Problem details:
Return each line of the listing that contains the string "Bank".

Listing:
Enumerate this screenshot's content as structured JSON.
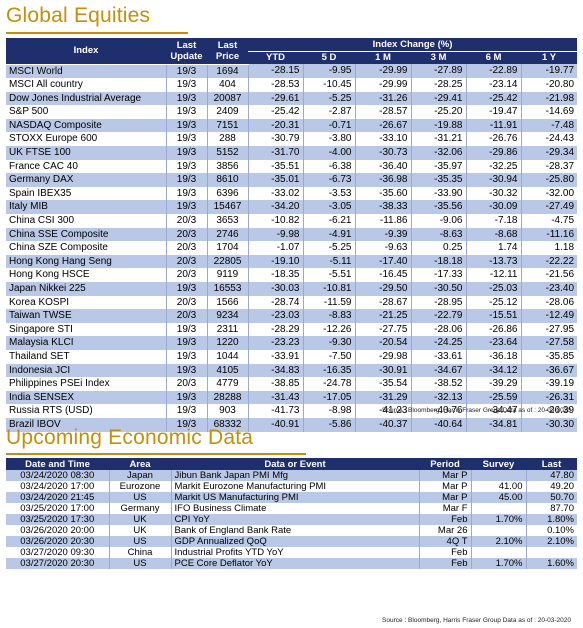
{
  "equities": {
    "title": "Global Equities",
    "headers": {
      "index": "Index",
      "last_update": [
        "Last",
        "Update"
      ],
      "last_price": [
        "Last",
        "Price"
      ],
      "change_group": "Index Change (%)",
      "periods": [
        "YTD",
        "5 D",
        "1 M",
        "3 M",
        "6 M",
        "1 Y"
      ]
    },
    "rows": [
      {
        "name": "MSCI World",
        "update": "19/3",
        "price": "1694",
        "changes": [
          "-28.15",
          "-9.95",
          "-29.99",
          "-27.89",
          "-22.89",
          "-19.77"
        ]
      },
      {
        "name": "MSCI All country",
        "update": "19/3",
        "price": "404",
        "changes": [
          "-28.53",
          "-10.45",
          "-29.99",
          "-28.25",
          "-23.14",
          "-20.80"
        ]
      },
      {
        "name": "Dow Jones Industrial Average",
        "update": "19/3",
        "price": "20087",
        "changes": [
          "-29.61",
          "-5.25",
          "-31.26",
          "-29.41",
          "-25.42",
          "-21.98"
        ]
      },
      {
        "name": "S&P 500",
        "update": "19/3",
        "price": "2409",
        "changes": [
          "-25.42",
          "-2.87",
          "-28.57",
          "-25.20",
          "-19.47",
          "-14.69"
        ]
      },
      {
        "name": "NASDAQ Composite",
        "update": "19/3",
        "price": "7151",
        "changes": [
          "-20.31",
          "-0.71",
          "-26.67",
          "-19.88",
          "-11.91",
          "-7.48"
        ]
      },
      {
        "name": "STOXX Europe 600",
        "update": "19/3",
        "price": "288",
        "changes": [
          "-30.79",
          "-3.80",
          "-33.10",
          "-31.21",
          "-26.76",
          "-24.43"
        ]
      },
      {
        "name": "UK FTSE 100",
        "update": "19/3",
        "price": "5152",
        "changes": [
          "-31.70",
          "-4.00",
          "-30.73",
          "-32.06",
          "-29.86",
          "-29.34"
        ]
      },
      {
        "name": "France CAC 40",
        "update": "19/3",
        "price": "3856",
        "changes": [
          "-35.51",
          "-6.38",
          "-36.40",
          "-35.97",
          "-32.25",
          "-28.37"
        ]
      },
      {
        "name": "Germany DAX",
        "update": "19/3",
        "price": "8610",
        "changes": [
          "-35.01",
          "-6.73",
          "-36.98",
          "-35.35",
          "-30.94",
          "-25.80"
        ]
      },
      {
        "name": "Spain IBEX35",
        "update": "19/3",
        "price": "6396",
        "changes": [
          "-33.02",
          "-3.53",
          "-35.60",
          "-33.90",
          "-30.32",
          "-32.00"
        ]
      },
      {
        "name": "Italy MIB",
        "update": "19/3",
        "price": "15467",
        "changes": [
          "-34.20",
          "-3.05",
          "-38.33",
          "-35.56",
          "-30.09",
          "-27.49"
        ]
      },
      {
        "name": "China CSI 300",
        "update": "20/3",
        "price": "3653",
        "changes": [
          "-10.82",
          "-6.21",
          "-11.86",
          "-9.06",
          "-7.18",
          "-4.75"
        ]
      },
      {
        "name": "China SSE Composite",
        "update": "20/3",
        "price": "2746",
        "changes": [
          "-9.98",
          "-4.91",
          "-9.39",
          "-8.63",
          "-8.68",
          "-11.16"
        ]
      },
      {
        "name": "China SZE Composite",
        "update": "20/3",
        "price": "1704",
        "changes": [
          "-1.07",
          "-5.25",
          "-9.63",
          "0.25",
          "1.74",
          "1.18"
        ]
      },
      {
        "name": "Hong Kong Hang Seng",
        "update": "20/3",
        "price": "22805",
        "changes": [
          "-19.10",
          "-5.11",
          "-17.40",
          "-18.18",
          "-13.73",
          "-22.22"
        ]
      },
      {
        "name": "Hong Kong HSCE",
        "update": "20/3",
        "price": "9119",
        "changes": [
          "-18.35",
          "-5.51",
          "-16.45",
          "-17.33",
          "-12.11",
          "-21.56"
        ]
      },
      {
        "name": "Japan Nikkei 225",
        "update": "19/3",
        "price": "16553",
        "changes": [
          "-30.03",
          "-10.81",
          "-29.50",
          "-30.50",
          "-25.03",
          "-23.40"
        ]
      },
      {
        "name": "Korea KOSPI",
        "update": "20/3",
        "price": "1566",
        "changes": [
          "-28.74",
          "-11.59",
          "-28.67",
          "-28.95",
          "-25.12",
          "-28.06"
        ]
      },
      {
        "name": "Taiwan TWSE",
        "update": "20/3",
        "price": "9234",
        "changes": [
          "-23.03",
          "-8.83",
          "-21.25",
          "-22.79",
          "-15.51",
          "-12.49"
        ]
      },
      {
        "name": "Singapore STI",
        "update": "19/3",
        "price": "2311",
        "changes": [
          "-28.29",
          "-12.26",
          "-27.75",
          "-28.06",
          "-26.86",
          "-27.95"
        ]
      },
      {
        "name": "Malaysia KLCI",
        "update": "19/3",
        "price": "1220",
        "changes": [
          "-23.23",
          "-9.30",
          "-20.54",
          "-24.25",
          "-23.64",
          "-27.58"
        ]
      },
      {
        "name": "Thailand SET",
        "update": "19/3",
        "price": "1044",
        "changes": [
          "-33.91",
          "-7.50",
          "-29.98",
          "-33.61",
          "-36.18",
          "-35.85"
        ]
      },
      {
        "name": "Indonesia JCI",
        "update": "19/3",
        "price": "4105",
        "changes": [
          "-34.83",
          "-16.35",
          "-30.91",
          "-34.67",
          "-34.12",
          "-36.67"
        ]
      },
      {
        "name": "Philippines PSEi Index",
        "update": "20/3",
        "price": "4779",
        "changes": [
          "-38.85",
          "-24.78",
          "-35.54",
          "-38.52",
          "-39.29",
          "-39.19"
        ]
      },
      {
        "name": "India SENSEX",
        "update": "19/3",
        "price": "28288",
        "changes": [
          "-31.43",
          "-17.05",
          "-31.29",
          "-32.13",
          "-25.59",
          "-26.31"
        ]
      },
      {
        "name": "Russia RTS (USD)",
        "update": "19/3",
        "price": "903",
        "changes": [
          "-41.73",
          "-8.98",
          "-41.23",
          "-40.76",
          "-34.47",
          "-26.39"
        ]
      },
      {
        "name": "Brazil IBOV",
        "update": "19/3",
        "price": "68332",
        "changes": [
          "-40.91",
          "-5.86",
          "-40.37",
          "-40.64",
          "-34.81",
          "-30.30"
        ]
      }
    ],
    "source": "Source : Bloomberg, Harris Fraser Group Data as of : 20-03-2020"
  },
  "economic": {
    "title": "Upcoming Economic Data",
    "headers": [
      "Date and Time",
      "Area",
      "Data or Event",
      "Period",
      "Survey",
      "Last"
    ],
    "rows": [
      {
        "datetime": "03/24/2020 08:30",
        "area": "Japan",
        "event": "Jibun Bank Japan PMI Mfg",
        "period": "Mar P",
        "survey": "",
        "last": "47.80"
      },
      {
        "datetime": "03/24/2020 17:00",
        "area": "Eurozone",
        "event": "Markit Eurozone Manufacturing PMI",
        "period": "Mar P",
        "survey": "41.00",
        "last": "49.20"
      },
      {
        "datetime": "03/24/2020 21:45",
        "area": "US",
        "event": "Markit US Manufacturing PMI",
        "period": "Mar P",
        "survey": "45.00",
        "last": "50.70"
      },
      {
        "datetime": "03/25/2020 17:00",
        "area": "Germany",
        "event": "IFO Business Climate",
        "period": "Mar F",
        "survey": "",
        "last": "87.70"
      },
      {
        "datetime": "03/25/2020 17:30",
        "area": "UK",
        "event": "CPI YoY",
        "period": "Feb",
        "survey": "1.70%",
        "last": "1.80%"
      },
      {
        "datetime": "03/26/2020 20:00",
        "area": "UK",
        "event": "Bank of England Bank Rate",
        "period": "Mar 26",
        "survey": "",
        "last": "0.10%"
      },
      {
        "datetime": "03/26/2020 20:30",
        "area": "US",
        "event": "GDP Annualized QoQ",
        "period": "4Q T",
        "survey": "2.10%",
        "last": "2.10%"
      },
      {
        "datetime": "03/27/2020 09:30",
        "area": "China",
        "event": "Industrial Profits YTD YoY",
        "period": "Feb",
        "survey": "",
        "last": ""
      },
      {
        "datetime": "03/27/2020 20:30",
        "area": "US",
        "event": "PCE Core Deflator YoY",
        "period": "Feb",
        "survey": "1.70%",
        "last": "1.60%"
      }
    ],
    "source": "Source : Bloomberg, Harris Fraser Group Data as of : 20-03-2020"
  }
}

Written answer:
        "event": "Jibun Bank Japan PMI Mfg",
        "event": "Bank of England Bank Rate",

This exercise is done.